(Dataset listings of figures)
════════════════════

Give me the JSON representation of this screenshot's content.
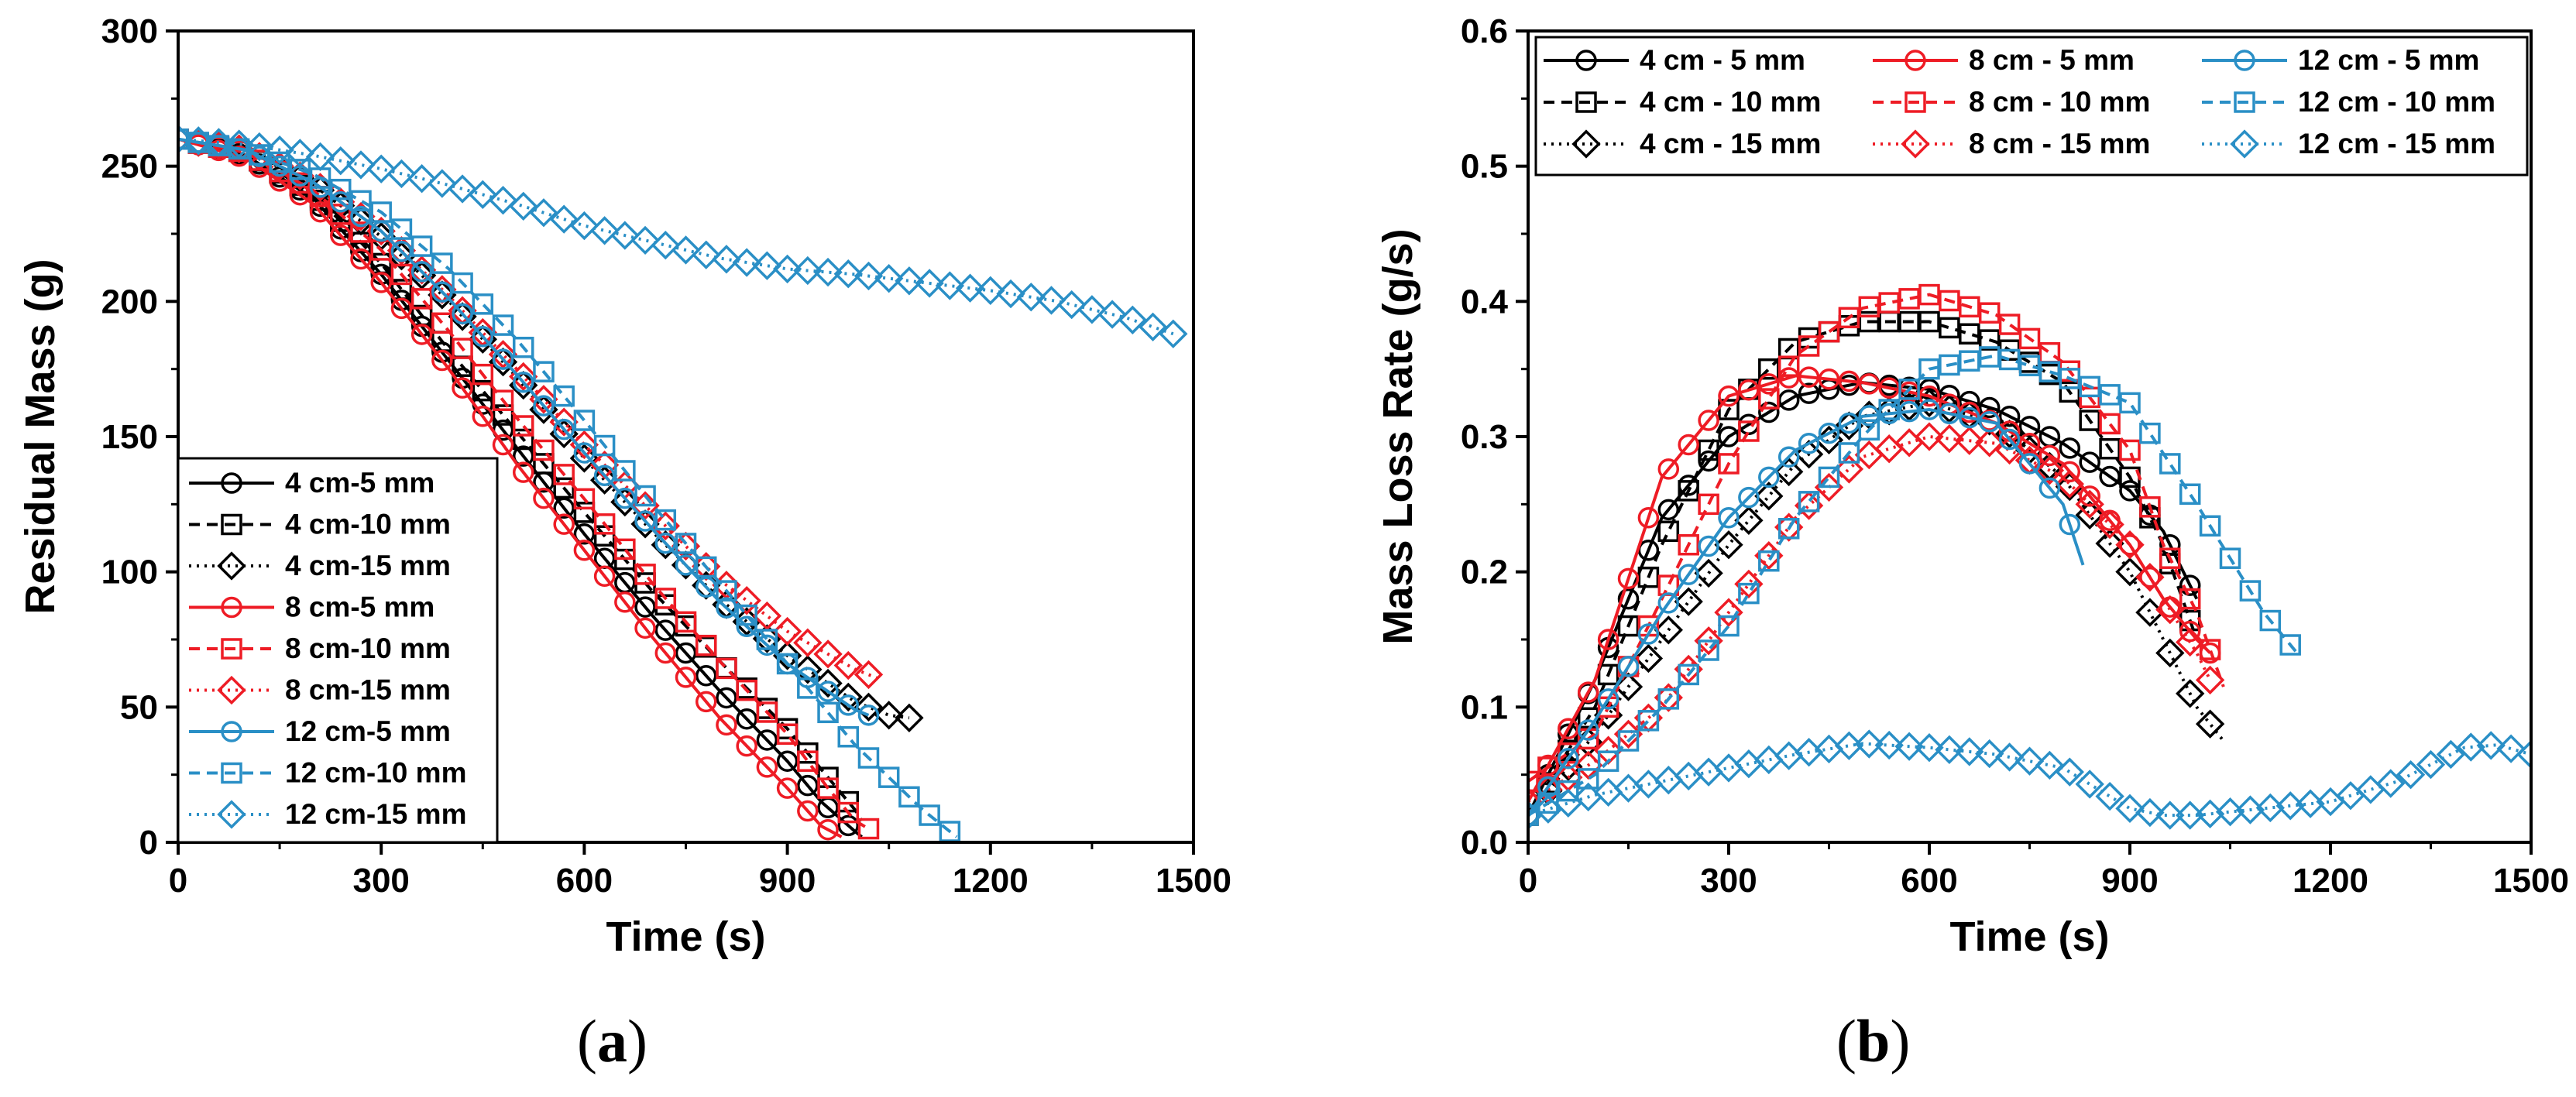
{
  "colors": {
    "black": "#000000",
    "red": "#ee1c25",
    "blue": "#2a8fc6"
  },
  "captions": {
    "a_open": "(",
    "a_letter": "a",
    "a_close": ")",
    "b_open": "(",
    "b_letter": "b",
    "b_close": ")"
  },
  "chart_data": [
    {
      "panel": "a",
      "type": "line",
      "xlabel": "Time (s)",
      "ylabel": "Residual Mass (g)",
      "xlim": [
        0,
        1500
      ],
      "ylim": [
        0,
        300
      ],
      "xticks": [
        0,
        300,
        600,
        900,
        1200,
        1500
      ],
      "yticks": [
        0,
        50,
        100,
        150,
        200,
        250,
        300
      ],
      "legend_position": "bottom-left",
      "series": [
        {
          "name": "4 cm-5 mm",
          "color": "black",
          "marker": "circle",
          "dash": "solid",
          "x": [
            0,
            100,
            200,
            300,
            400,
            500,
            600,
            700,
            800,
            900,
            950,
            1000,
            1010
          ],
          "y": [
            260,
            254,
            238,
            210,
            178,
            146,
            114,
            84,
            56,
            30,
            15,
            4,
            2
          ]
        },
        {
          "name": "4 cm-10 mm",
          "color": "black",
          "marker": "square",
          "dash": "dashed",
          "x": [
            0,
            100,
            200,
            300,
            400,
            500,
            600,
            700,
            800,
            900,
            950,
            1000,
            1010
          ],
          "y": [
            260,
            255,
            240,
            214,
            182,
            152,
            122,
            93,
            67,
            42,
            27,
            12,
            8
          ]
        },
        {
          "name": "4 cm-15 mm",
          "color": "black",
          "marker": "diamond",
          "dash": "dotted",
          "x": [
            0,
            100,
            200,
            300,
            400,
            500,
            600,
            700,
            800,
            900,
            1000,
            1050,
            1080
          ],
          "y": [
            260,
            256,
            243,
            224,
            200,
            172,
            142,
            115,
            90,
            69,
            52,
            47,
            46
          ]
        },
        {
          "name": "8 cm-5 mm",
          "color": "red",
          "marker": "circle",
          "dash": "solid",
          "x": [
            0,
            100,
            200,
            300,
            400,
            500,
            600,
            700,
            800,
            900,
            950,
            980
          ],
          "y": [
            260,
            253,
            236,
            207,
            175,
            140,
            108,
            76,
            46,
            20,
            6,
            2
          ]
        },
        {
          "name": "8 cm-10 mm",
          "color": "red",
          "marker": "square",
          "dash": "dashed",
          "x": [
            0,
            100,
            200,
            300,
            400,
            500,
            600,
            700,
            800,
            900,
            960,
            1000,
            1020
          ],
          "y": [
            260,
            255,
            241,
            219,
            189,
            157,
            127,
            96,
            67,
            40,
            20,
            8,
            5
          ]
        },
        {
          "name": "8 cm-15 mm",
          "color": "red",
          "marker": "diamond",
          "dash": "dotted",
          "x": [
            0,
            100,
            200,
            300,
            400,
            500,
            600,
            700,
            800,
            900,
            1000,
            1040
          ],
          "y": [
            260,
            256,
            244,
            226,
            202,
            175,
            147,
            122,
            97,
            78,
            64,
            60
          ]
        },
        {
          "name": "12 cm-5 mm",
          "color": "blue",
          "marker": "circle",
          "dash": "solid",
          "x": [
            0,
            100,
            200,
            300,
            400,
            500,
            600,
            700,
            800,
            900,
            1000,
            1020
          ],
          "y": [
            260,
            256,
            244,
            226,
            201,
            173,
            144,
            116,
            89,
            66,
            49,
            47
          ]
        },
        {
          "name": "12 cm-10 mm",
          "color": "blue",
          "marker": "square",
          "dash": "dashed",
          "x": [
            0,
            100,
            200,
            300,
            400,
            500,
            600,
            700,
            800,
            900,
            1000,
            1100,
            1150
          ],
          "y": [
            260,
            256,
            247,
            233,
            212,
            186,
            156,
            125,
            96,
            66,
            36,
            12,
            2
          ]
        },
        {
          "name": "12 cm-15 mm",
          "color": "blue",
          "marker": "diamond",
          "dash": "dotted",
          "x": [
            0,
            100,
            200,
            300,
            400,
            500,
            600,
            700,
            800,
            900,
            1000,
            1100,
            1200,
            1300,
            1400,
            1470
          ],
          "y": [
            260,
            258,
            254,
            249,
            243,
            236,
            228,
            222,
            216,
            212,
            210,
            207,
            204,
            200,
            194,
            188
          ]
        }
      ]
    },
    {
      "panel": "b",
      "type": "line",
      "xlabel": "Time (s)",
      "ylabel": "Mass Loss Rate (g/s)",
      "xlim": [
        0,
        1500
      ],
      "ylim": [
        0,
        0.6
      ],
      "xticks": [
        0,
        300,
        600,
        900,
        1200,
        1500
      ],
      "yticks": [
        0.0,
        0.1,
        0.2,
        0.3,
        0.4,
        0.5,
        0.6
      ],
      "legend_position": "top",
      "series": [
        {
          "name": "4 cm - 5 mm",
          "color": "black",
          "marker": "circle",
          "dash": "solid",
          "x": [
            0,
            100,
            200,
            300,
            400,
            500,
            600,
            700,
            800,
            900,
            950,
            1000
          ],
          "y": [
            0.02,
            0.12,
            0.24,
            0.3,
            0.33,
            0.34,
            0.335,
            0.32,
            0.295,
            0.26,
            0.23,
            0.18
          ]
        },
        {
          "name": "4 cm - 10 mm",
          "color": "black",
          "marker": "square",
          "dash": "dashed",
          "x": [
            0,
            100,
            200,
            300,
            400,
            500,
            600,
            700,
            800,
            900,
            950,
            1000
          ],
          "y": [
            0.02,
            0.1,
            0.22,
            0.32,
            0.37,
            0.385,
            0.385,
            0.37,
            0.34,
            0.27,
            0.22,
            0.15
          ]
        },
        {
          "name": "4 cm - 15 mm",
          "color": "black",
          "marker": "diamond",
          "dash": "dotted",
          "x": [
            0,
            100,
            200,
            300,
            400,
            500,
            600,
            700,
            800,
            900,
            950,
            1000,
            1040
          ],
          "y": [
            0.02,
            0.08,
            0.15,
            0.22,
            0.28,
            0.315,
            0.325,
            0.31,
            0.27,
            0.2,
            0.15,
            0.1,
            0.075
          ]
        },
        {
          "name": "8 cm - 5 mm",
          "color": "red",
          "marker": "circle",
          "dash": "solid",
          "x": [
            0,
            100,
            200,
            300,
            400,
            500,
            600,
            700,
            800,
            900,
            950,
            1000,
            1020
          ],
          "y": [
            0.03,
            0.12,
            0.27,
            0.33,
            0.345,
            0.34,
            0.33,
            0.31,
            0.28,
            0.22,
            0.18,
            0.15,
            0.14
          ]
        },
        {
          "name": "8 cm - 10 mm",
          "color": "red",
          "marker": "square",
          "dash": "dashed",
          "x": [
            0,
            100,
            200,
            300,
            400,
            500,
            600,
            700,
            800,
            900,
            950,
            1000,
            1040
          ],
          "y": [
            0.045,
            0.08,
            0.18,
            0.28,
            0.36,
            0.395,
            0.405,
            0.39,
            0.355,
            0.29,
            0.22,
            0.17,
            0.115
          ]
        },
        {
          "name": "8 cm - 15 mm",
          "color": "red",
          "marker": "diamond",
          "dash": "dotted",
          "x": [
            0,
            100,
            200,
            300,
            400,
            500,
            600,
            700,
            800,
            900,
            950,
            1000,
            1020
          ],
          "y": [
            0.03,
            0.06,
            0.1,
            0.17,
            0.24,
            0.285,
            0.3,
            0.295,
            0.27,
            0.22,
            0.18,
            0.14,
            0.12
          ]
        },
        {
          "name": "12 cm - 5 mm",
          "color": "blue",
          "marker": "circle",
          "dash": "solid",
          "x": [
            0,
            100,
            200,
            300,
            400,
            500,
            600,
            700,
            800,
            830
          ],
          "y": [
            0.02,
            0.09,
            0.17,
            0.24,
            0.29,
            0.315,
            0.32,
            0.31,
            0.25,
            0.205
          ]
        },
        {
          "name": "12 cm - 10 mm",
          "color": "blue",
          "marker": "square",
          "dash": "dashed",
          "x": [
            0,
            100,
            200,
            300,
            400,
            500,
            600,
            700,
            800,
            900,
            1000,
            1100,
            1150
          ],
          "y": [
            0.02,
            0.05,
            0.1,
            0.16,
            0.24,
            0.3,
            0.35,
            0.36,
            0.345,
            0.325,
            0.25,
            0.17,
            0.14
          ]
        },
        {
          "name": "12 cm - 15 mm",
          "color": "blue",
          "marker": "diamond",
          "dash": "dotted",
          "x": [
            0,
            100,
            200,
            300,
            400,
            500,
            600,
            700,
            800,
            850,
            900,
            950,
            1000,
            1100,
            1200,
            1300,
            1400,
            1450,
            1500
          ],
          "y": [
            0.02,
            0.035,
            0.045,
            0.055,
            0.065,
            0.073,
            0.07,
            0.065,
            0.055,
            0.04,
            0.025,
            0.02,
            0.02,
            0.025,
            0.03,
            0.045,
            0.07,
            0.072,
            0.065
          ]
        }
      ]
    }
  ]
}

════════════════════

> What is required
From the listing above, collect every line that mentions the word "ylabel".

> Response to the task
      "ylabel": "Residual Mass (g)",
      "ylabel": "Mass Loss Rate (g/s)",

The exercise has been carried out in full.